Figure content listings
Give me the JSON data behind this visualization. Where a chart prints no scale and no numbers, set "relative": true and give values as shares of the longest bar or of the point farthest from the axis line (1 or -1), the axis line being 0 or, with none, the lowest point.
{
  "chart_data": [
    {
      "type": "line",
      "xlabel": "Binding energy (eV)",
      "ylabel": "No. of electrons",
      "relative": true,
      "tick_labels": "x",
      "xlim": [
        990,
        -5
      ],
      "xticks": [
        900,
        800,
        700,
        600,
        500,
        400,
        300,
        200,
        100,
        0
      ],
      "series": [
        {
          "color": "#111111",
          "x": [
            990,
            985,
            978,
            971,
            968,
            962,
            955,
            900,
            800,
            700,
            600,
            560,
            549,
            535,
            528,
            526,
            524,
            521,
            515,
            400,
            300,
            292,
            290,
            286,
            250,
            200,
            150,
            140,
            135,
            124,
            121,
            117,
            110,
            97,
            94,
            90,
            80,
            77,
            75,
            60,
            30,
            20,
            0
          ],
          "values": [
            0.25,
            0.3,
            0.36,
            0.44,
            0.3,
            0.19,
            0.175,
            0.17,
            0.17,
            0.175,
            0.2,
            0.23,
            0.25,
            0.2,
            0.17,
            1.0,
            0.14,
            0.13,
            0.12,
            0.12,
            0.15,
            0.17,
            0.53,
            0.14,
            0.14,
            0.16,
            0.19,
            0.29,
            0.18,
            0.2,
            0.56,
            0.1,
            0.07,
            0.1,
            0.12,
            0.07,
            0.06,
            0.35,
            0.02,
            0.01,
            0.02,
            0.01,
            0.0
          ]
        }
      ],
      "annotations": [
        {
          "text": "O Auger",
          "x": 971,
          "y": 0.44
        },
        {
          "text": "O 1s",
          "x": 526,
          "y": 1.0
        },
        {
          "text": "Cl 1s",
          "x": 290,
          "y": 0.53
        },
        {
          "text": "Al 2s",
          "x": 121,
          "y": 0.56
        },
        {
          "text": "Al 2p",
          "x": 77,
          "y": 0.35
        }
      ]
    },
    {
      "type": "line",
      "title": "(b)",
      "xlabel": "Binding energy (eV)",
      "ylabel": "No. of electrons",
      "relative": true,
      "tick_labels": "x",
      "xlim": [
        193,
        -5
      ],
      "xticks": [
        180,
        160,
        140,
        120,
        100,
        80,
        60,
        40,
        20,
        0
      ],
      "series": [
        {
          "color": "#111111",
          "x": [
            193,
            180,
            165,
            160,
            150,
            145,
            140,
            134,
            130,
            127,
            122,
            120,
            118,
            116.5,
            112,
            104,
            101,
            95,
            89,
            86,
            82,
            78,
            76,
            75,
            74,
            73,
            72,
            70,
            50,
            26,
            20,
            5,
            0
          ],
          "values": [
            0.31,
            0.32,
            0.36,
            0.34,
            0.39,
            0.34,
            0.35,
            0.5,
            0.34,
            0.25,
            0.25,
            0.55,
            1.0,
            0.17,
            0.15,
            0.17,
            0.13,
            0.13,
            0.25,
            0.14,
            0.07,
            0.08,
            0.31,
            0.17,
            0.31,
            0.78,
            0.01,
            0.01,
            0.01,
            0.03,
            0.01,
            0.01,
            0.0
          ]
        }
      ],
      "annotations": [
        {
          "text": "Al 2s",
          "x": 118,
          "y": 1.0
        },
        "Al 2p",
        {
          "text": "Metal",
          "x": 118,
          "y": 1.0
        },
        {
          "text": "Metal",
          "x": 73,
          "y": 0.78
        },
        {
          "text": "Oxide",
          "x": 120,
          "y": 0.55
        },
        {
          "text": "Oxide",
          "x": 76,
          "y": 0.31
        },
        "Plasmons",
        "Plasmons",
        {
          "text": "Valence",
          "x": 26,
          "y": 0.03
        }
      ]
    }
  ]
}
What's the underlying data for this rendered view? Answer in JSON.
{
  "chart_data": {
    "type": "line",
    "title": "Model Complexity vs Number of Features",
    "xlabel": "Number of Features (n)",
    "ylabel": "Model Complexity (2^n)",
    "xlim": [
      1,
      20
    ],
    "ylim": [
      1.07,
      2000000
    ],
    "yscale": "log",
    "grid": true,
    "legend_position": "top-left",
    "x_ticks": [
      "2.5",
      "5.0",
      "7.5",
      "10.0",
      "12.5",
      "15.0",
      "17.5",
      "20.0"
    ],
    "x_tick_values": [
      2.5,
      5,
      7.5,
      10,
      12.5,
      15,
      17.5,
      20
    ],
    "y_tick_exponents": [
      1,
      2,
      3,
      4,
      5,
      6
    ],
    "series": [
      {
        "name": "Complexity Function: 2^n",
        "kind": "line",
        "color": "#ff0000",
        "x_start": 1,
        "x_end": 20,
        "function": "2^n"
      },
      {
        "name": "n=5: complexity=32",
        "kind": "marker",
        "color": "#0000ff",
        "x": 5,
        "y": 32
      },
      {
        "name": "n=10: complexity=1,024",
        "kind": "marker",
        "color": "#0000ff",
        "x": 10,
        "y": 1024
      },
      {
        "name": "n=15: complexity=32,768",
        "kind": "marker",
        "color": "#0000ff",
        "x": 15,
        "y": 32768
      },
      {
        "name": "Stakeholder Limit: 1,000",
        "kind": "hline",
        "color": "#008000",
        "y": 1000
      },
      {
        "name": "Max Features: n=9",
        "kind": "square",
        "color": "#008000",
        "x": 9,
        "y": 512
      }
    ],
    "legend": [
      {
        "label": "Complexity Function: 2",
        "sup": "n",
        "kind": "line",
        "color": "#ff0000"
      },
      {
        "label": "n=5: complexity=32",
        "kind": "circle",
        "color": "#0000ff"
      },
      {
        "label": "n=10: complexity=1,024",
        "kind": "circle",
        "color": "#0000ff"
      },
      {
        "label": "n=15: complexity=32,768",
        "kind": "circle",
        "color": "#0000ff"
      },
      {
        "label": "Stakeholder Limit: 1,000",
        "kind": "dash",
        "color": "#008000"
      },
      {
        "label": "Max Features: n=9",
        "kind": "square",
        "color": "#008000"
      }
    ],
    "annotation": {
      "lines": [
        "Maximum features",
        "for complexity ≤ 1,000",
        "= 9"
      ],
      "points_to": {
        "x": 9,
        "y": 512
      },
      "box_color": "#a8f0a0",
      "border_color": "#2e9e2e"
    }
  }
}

#### [WRITTEN PROBLEM]
Produce an exact copy of the whole listing.

#### [THE REPLY]
Give me the JSON data behind this visualization. Where a chart prints no scale and no numbers, set "relative": true and give values as shares of the longest bar or of the point farthest from the axis line (1 or -1), the axis line being 0 or, with none, the lowest point.
{
  "chart_data": [
    {
      "type": "line",
      "xlabel": "Binding energy (eV)",
      "ylabel": "No. of electrons",
      "relative": true,
      "tick_labels": "x",
      "xlim": [
        990,
        -5
      ],
      "xticks": [
        900,
        800,
        700,
        600,
        500,
        400,
        300,
        200,
        100,
        0
      ],
      "series": [
        {
          "color": "#111111",
          "x": [
            990,
            985,
            978,
            971,
            968,
            962,
            955,
            900,
            800,
            700,
            600,
            560,
            549,
            535,
            528,
            526,
            524,
            521,
            515,
            400,
            300,
            292,
            290,
            286,
            250,
            200,
            150,
            140,
            135,
            124,
            121,
            117,
            110,
            97,
            94,
            90,
            80,
            77,
            75,
            60,
            30,
            20,
            0
          ],
          "values": [
            0.25,
            0.3,
            0.36,
            0.44,
            0.3,
            0.19,
            0.175,
            0.17,
            0.17,
            0.175,
            0.2,
            0.23,
            0.25,
            0.2,
            0.17,
            1.0,
            0.14,
            0.13,
            0.12,
            0.12,
            0.15,
            0.17,
            0.53,
            0.14,
            0.14,
            0.16,
            0.19,
            0.29,
            0.18,
            0.2,
            0.56,
            0.1,
            0.07,
            0.1,
            0.12,
            0.07,
            0.06,
            0.35,
            0.02,
            0.01,
            0.02,
            0.01,
            0.0
          ]
        }
      ],
      "annotations": [
        {
          "text": "O Auger",
          "x": 971,
          "y": 0.44
        },
        {
          "text": "O 1s",
          "x": 526,
          "y": 1.0
        },
        {
          "text": "Cl 1s",
          "x": 290,
          "y": 0.53
        },
        {
          "text": "Al 2s",
          "x": 121,
          "y": 0.56
        },
        {
          "text": "Al 2p",
          "x": 77,
          "y": 0.35
        }
      ]
    },
    {
      "type": "line",
      "title": "(b)",
      "xlabel": "Binding energy (eV)",
      "ylabel": "No. of electrons",
      "relative": true,
      "tick_labels": "x",
      "xlim": [
        193,
        -5
      ],
      "xticks": [
        180,
        160,
        140,
        120,
        100,
        80,
        60,
        40,
        20,
        0
      ],
      "series": [
        {
          "color": "#111111",
          "x": [
            193,
            180,
            165,
            160,
            150,
            145,
            140,
            134,
            130,
            127,
            122,
            120,
            118,
            116.5,
            112,
            104,
            101,
            95,
            89,
            86,
            82,
            78,
            76,
            75,
            74,
            73,
            72,
            70,
            50,
            26,
            20,
            5,
            0
          ],
          "values": [
            0.31,
            0.32,
            0.36,
            0.34,
            0.39,
            0.34,
            0.35,
            0.5,
            0.34,
            0.25,
            0.25,
            0.55,
            1.0,
            0.17,
            0.15,
            0.17,
            0.13,
            0.13,
            0.25,
            0.14,
            0.07,
            0.08,
            0.31,
            0.17,
            0.31,
            0.78,
            0.01,
            0.01,
            0.01,
            0.03,
            0.01,
            0.01,
            0.0
          ]
        }
      ],
      "annotations": [
        {
          "text": "Al 2s",
          "x": 118,
          "y": 1.0
        },
        "Al 2p",
        {
          "text": "Metal",
          "x": 118,
          "y": 1.0
        },
        {
          "text": "Metal",
          "x": 73,
          "y": 0.78
        },
        {
          "text": "Oxide",
          "x": 120,
          "y": 0.55
        },
        {
          "text": "Oxide",
          "x": 76,
          "y": 0.31
        },
        "Plasmons",
        "Plasmons",
        {
          "text": "Valence",
          "x": 26,
          "y": 0.03
        }
      ]
    }
  ]
}
What's the underlying data for this rendered view? Answer in JSON.
{
  "chart_data": {
    "type": "line",
    "title": "Model Complexity vs Number of Features",
    "xlabel": "Number of Features (n)",
    "ylabel": "Model Complexity (2^n)",
    "xlim": [
      1,
      20
    ],
    "ylim": [
      1.07,
      2000000
    ],
    "yscale": "log",
    "grid": true,
    "legend_position": "top-left",
    "x_ticks": [
      "2.5",
      "5.0",
      "7.5",
      "10.0",
      "12.5",
      "15.0",
      "17.5",
      "20.0"
    ],
    "x_tick_values": [
      2.5,
      5,
      7.5,
      10,
      12.5,
      15,
      17.5,
      20
    ],
    "y_tick_exponents": [
      1,
      2,
      3,
      4,
      5,
      6
    ],
    "series": [
      {
        "name": "Complexity Function: 2^n",
        "kind": "line",
        "color": "#ff0000",
        "x_start": 1,
        "x_end": 20,
        "function": "2^n"
      },
      {
        "name": "n=5: complexity=32",
        "kind": "marker",
        "color": "#0000ff",
        "x": 5,
        "y": 32
      },
      {
        "name": "n=10: complexity=1,024",
        "kind": "marker",
        "color": "#0000ff",
        "x": 10,
        "y": 1024
      },
      {
        "name": "n=15: complexity=32,768",
        "kind": "marker",
        "color": "#0000ff",
        "x": 15,
        "y": 32768
      },
      {
        "name": "Stakeholder Limit: 1,000",
        "kind": "hline",
        "color": "#008000",
        "y": 1000
      },
      {
        "name": "Max Features: n=9",
        "kind": "square",
        "color": "#008000",
        "x": 9,
        "y": 512
      }
    ],
    "legend": [
      {
        "label": "Complexity Function: 2",
        "sup": "n",
        "kind": "line",
        "color": "#ff0000"
      },
      {
        "label": "n=5: complexity=32",
        "kind": "circle",
        "color": "#0000ff"
      },
      {
        "label": "n=10: complexity=1,024",
        "kind": "circle",
        "color": "#0000ff"
      },
      {
        "label": "n=15: complexity=32,768",
        "kind": "circle",
        "color": "#0000ff"
      },
      {
        "label": "Stakeholder Limit: 1,000",
        "kind": "dash",
        "color": "#008000"
      },
      {
        "label": "Max Features: n=9",
        "kind": "square",
        "color": "#008000"
      }
    ],
    "annotation": {
      "lines": [
        "Maximum features",
        "for complexity ≤ 1,000",
        "= 9"
      ],
      "points_to": {
        "x": 9,
        "y": 512
      },
      "box_color": "#a8f0a0",
      "border_color": "#2e9e2e"
    }
  }
}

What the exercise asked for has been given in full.